[start Material provided]

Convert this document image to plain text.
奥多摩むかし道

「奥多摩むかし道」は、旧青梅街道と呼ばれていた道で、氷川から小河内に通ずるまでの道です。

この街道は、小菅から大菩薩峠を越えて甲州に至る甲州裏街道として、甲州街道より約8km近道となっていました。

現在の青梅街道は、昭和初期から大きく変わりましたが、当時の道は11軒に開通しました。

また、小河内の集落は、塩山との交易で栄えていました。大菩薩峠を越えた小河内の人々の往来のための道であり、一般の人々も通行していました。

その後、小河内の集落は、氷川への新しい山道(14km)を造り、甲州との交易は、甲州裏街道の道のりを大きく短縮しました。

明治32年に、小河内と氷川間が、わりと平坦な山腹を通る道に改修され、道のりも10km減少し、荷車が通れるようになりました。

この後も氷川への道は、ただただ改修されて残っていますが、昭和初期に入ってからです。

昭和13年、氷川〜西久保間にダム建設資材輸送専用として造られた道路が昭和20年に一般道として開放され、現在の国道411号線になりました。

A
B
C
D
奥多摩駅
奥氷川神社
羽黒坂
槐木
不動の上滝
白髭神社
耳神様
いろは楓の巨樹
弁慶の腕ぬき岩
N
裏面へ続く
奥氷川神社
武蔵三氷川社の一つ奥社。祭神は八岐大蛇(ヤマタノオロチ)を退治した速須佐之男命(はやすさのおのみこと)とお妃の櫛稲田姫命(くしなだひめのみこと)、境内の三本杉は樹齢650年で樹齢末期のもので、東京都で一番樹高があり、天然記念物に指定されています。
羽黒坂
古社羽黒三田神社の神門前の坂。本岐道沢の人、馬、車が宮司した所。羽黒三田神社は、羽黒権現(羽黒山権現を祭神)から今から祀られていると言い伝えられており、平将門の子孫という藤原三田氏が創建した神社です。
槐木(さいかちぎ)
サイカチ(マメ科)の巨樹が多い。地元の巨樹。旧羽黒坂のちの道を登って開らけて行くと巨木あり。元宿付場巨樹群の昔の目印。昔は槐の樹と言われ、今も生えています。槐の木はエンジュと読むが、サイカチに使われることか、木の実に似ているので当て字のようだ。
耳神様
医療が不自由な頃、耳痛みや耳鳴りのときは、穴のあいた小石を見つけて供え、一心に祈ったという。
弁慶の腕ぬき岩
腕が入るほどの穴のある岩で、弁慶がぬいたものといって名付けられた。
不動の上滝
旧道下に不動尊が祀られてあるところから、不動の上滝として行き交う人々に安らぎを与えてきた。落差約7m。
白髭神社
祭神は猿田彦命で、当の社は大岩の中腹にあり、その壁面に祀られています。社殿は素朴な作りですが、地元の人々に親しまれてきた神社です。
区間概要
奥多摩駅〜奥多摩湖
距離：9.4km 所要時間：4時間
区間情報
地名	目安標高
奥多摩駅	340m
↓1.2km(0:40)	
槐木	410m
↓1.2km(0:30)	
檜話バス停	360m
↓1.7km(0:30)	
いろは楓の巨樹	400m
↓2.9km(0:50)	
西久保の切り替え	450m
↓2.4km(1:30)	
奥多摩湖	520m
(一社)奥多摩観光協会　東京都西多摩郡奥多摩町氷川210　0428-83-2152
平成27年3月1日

[end Material provided]
[start Material provided]

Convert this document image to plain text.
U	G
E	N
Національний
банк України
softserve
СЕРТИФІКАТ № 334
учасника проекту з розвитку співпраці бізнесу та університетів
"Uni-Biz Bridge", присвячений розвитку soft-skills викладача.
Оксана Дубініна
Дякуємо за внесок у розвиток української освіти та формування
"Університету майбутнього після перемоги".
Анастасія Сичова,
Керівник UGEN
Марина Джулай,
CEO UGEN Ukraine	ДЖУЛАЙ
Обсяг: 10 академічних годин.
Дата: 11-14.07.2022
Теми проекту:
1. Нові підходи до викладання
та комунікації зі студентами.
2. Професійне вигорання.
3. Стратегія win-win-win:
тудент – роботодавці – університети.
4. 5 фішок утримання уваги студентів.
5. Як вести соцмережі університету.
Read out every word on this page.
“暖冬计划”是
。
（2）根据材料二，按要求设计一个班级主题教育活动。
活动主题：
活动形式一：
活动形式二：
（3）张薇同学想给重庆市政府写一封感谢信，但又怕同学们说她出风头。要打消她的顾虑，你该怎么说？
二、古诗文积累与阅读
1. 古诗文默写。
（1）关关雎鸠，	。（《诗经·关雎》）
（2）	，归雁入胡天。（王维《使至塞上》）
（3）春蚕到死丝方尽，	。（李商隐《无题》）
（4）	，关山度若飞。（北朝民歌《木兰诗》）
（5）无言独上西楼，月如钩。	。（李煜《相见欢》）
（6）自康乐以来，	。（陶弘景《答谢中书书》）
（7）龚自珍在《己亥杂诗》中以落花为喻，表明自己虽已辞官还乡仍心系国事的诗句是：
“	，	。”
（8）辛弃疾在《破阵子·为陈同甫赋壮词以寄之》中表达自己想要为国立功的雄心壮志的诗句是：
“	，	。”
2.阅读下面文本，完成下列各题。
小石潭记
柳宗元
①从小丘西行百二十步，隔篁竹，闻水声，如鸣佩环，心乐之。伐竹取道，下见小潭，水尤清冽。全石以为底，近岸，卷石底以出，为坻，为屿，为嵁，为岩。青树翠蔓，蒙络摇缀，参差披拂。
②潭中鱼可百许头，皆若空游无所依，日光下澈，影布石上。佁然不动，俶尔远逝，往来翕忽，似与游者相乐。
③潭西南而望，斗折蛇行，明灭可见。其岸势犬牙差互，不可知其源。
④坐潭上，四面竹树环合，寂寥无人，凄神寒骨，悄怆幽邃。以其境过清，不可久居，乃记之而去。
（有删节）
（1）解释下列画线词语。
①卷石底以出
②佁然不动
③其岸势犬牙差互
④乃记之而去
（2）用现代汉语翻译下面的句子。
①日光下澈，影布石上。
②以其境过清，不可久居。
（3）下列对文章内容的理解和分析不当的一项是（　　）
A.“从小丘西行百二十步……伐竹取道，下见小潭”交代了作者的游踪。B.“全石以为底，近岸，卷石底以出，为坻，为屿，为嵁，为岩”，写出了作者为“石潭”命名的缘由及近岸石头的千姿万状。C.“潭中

[end Material provided]

Copy all lines in the listing above where the string "伐竹取道" appears.

### Final result
①从小丘西行百二十步，隔篁竹，闻水声，如鸣佩环，心乐之。伐竹取道，下见小潭，水尤清冽。全石以为底，近岸，卷石底以出，为坻，为屿，为嵁，为岩。青树翠蔓，蒙络摇缀，参差披拂。
A.“从小丘西行百二十步……伐竹取道，下见小潭”交代了作者的游踪。B.“全石以为底，近岸，卷石底以出，为坻，为屿，为嵁，为岩”，写出了作者为“石潭”命名的缘由及近岸石头的千姿万状。C.“潭中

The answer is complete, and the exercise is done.